**What is being asked**
Search the material below for the word "Fehlende" and copy every line in which it occurs.

**Records supplied**

★ ★ ★ ★

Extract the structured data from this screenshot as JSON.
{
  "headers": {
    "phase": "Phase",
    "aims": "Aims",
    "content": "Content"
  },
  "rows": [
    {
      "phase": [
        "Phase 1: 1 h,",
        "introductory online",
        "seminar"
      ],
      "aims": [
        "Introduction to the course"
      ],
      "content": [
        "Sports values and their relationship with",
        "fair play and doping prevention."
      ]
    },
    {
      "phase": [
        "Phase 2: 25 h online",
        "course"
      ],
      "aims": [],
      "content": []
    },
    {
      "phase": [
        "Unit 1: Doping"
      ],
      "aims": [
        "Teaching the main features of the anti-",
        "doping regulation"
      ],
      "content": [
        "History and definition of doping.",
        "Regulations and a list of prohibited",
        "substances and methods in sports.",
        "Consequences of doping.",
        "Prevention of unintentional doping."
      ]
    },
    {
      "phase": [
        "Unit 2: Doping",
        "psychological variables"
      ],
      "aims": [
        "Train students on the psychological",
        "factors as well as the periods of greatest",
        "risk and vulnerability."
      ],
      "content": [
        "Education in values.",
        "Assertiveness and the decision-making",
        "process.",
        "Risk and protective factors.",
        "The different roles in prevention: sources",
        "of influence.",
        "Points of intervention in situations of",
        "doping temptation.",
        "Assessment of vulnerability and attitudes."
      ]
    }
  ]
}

★ ★ ★ ★

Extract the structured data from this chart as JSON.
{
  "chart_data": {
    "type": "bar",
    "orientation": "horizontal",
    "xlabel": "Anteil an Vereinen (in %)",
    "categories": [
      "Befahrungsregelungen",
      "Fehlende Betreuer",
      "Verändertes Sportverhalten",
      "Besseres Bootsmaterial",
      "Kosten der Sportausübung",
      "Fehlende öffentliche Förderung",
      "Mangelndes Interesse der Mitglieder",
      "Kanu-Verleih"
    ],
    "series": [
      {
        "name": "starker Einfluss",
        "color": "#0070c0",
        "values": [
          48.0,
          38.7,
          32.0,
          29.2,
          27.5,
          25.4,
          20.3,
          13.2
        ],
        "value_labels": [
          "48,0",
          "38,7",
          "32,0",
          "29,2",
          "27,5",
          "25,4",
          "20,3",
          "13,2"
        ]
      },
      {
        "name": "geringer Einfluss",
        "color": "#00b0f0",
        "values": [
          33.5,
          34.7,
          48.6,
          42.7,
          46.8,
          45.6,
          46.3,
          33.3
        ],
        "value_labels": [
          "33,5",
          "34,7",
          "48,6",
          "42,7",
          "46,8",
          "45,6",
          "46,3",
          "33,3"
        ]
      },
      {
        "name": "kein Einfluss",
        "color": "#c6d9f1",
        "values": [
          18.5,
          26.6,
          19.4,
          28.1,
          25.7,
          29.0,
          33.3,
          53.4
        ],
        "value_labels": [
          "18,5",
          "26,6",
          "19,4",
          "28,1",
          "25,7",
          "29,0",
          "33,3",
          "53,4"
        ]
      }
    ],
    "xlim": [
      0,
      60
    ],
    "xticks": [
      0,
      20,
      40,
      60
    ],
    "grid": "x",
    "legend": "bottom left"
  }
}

★ ★ ★ ★

**Task output**
      "Fehlende Betreuer",
      "Fehlende öffentliche Förderung",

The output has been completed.